** START OF Material to process **

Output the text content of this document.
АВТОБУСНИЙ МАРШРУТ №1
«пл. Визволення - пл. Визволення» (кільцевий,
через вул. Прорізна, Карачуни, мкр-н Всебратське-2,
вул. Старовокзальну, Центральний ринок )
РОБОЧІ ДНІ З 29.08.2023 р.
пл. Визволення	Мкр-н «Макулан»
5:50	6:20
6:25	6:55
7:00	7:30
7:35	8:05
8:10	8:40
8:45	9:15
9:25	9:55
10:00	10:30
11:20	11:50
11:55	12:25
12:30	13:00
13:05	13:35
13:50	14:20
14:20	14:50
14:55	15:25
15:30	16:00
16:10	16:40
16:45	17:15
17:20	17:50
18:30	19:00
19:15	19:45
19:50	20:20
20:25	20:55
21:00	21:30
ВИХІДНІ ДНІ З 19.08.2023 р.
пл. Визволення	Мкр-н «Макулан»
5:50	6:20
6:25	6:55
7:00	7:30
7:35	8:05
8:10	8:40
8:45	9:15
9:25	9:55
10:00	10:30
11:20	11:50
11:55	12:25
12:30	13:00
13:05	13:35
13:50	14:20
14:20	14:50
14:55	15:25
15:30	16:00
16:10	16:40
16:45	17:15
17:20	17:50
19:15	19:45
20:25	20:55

** END OF Material to process **
** START OF Material to process **

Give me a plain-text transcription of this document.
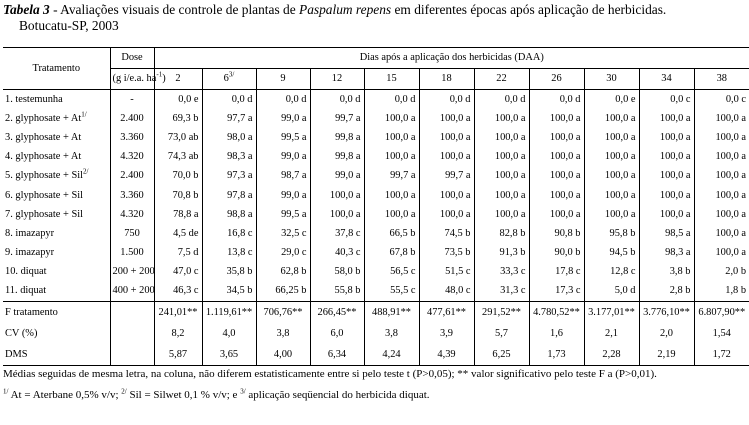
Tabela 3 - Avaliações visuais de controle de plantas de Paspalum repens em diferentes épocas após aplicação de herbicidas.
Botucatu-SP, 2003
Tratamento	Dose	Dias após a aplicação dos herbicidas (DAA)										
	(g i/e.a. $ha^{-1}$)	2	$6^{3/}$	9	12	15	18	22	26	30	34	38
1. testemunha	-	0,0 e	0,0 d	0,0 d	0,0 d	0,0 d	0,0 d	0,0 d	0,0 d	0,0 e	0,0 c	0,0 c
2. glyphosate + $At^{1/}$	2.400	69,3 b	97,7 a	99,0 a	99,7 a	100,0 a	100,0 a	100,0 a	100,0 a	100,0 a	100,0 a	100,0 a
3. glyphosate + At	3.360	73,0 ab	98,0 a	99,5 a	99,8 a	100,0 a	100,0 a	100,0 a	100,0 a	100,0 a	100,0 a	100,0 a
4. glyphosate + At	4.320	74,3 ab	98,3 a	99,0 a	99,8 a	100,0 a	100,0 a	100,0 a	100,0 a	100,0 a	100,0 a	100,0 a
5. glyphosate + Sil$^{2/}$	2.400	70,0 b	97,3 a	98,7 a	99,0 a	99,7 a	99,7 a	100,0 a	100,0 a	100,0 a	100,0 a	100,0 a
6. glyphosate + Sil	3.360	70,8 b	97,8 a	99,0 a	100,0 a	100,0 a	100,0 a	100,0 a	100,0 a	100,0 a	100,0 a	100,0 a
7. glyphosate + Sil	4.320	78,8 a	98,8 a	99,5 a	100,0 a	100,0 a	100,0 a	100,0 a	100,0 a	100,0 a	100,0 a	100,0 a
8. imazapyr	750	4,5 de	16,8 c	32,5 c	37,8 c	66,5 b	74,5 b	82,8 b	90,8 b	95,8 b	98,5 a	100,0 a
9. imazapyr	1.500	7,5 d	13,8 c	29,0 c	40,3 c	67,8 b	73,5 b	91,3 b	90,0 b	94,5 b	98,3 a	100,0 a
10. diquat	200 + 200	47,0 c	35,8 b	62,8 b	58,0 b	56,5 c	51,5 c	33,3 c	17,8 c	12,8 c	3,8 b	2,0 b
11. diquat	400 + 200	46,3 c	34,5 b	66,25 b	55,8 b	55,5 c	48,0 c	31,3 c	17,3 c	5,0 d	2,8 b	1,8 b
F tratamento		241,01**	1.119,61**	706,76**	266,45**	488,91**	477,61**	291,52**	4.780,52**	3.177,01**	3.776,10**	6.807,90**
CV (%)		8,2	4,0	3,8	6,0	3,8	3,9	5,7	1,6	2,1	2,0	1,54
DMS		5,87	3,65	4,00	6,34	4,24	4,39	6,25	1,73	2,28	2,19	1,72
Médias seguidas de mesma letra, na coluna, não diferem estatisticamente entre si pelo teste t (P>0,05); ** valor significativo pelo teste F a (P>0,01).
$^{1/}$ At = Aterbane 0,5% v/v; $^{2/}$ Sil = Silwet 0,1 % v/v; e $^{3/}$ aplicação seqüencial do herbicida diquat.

** END OF Material to process **

## Challenge:
Pick out and copy every line that contains the word "document".

## Finished exercise:
Output the text content of this document.
Give me a plain-text transcription of this document.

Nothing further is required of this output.